Saved entries:
──────────
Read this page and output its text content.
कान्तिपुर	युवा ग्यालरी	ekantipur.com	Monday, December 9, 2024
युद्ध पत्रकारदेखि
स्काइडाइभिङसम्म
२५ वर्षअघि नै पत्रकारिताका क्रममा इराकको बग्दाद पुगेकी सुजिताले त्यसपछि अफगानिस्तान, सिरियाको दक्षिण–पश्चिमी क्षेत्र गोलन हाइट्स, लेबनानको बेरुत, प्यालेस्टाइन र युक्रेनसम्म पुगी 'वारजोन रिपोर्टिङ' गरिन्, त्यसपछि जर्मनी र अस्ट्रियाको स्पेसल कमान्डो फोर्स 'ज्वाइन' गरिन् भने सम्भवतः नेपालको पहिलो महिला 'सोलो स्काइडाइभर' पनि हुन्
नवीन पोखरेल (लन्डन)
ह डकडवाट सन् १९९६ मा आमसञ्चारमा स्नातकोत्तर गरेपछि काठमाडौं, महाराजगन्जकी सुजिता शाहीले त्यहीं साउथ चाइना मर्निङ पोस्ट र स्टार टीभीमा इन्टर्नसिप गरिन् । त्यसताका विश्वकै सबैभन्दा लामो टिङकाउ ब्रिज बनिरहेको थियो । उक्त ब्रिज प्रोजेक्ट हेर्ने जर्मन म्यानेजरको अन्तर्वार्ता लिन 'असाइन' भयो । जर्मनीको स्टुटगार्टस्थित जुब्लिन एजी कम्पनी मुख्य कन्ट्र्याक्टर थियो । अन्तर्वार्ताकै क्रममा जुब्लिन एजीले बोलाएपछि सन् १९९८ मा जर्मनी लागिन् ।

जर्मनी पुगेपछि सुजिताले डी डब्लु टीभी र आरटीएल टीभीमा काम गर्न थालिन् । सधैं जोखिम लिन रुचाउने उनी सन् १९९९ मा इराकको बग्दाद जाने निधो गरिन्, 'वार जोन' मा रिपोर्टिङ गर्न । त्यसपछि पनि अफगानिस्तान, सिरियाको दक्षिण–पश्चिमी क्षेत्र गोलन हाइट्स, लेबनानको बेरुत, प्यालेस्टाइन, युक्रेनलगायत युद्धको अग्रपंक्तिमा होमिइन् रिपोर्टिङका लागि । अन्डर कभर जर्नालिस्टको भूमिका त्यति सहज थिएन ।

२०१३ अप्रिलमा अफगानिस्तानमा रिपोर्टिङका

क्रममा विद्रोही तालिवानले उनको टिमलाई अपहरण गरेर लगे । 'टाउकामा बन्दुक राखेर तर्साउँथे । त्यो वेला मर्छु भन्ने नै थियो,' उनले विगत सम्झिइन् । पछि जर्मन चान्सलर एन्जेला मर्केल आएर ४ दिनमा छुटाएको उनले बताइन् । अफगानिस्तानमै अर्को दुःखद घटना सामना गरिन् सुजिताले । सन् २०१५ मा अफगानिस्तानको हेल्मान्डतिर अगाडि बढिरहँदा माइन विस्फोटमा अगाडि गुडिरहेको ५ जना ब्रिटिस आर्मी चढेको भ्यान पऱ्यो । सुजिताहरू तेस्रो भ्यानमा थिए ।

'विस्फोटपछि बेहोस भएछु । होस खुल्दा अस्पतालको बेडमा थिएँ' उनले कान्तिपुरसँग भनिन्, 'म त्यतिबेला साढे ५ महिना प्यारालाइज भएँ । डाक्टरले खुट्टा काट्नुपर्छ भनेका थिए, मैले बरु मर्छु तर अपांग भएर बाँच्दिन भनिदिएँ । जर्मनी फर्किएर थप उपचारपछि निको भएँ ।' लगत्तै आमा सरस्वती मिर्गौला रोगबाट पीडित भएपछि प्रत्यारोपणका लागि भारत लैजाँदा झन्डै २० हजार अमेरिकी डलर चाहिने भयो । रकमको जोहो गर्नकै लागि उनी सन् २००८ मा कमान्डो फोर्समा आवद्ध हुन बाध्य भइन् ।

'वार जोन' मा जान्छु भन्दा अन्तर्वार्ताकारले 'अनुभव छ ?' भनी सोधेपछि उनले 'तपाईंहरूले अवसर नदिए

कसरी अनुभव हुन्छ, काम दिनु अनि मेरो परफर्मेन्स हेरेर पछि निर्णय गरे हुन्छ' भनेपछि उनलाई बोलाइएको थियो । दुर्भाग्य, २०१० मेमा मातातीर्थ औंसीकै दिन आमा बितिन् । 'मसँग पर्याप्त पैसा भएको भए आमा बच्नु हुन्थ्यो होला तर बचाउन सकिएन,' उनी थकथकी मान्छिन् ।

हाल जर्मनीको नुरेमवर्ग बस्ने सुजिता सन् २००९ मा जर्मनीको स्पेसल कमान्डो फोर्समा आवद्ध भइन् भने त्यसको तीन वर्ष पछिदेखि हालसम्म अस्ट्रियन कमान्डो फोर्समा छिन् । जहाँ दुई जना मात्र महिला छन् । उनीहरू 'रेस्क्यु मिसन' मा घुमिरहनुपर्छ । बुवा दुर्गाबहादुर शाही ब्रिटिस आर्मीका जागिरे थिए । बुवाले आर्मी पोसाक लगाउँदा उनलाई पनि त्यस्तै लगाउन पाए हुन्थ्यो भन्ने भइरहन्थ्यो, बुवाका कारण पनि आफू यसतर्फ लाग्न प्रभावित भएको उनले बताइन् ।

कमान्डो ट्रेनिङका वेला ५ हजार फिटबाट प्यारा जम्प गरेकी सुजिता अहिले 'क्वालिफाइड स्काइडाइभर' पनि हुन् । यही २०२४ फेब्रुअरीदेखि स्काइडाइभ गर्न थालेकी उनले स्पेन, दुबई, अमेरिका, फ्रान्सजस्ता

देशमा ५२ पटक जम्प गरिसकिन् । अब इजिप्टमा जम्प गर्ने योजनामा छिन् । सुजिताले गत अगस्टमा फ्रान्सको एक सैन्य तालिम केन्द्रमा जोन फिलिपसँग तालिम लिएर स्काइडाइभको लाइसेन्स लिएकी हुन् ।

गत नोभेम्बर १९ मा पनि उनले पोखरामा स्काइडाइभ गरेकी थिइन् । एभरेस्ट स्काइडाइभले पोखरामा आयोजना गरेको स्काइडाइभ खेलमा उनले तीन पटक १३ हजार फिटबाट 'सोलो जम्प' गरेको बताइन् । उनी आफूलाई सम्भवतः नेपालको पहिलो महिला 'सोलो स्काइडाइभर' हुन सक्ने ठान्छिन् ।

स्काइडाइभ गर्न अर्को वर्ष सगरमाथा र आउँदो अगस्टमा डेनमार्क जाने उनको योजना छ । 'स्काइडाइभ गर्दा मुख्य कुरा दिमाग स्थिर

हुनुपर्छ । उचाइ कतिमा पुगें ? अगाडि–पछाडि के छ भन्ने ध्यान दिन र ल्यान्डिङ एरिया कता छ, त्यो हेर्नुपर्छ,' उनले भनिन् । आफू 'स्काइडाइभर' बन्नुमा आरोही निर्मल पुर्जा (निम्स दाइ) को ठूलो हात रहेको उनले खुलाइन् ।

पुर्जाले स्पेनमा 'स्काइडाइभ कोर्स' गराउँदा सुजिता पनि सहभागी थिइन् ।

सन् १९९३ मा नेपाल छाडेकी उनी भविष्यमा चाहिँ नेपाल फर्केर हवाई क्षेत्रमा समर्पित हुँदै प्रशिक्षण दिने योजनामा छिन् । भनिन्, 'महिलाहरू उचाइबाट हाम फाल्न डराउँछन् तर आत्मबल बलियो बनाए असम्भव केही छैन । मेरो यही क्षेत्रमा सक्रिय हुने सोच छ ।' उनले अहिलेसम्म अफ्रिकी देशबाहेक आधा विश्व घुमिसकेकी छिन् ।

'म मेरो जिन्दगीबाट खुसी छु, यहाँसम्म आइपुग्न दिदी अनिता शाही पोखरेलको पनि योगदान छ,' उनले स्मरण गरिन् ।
──────────
- _Written instruction_:
Give only the number of lines in the data that include the string "यसपछ".

- _Answer_:
2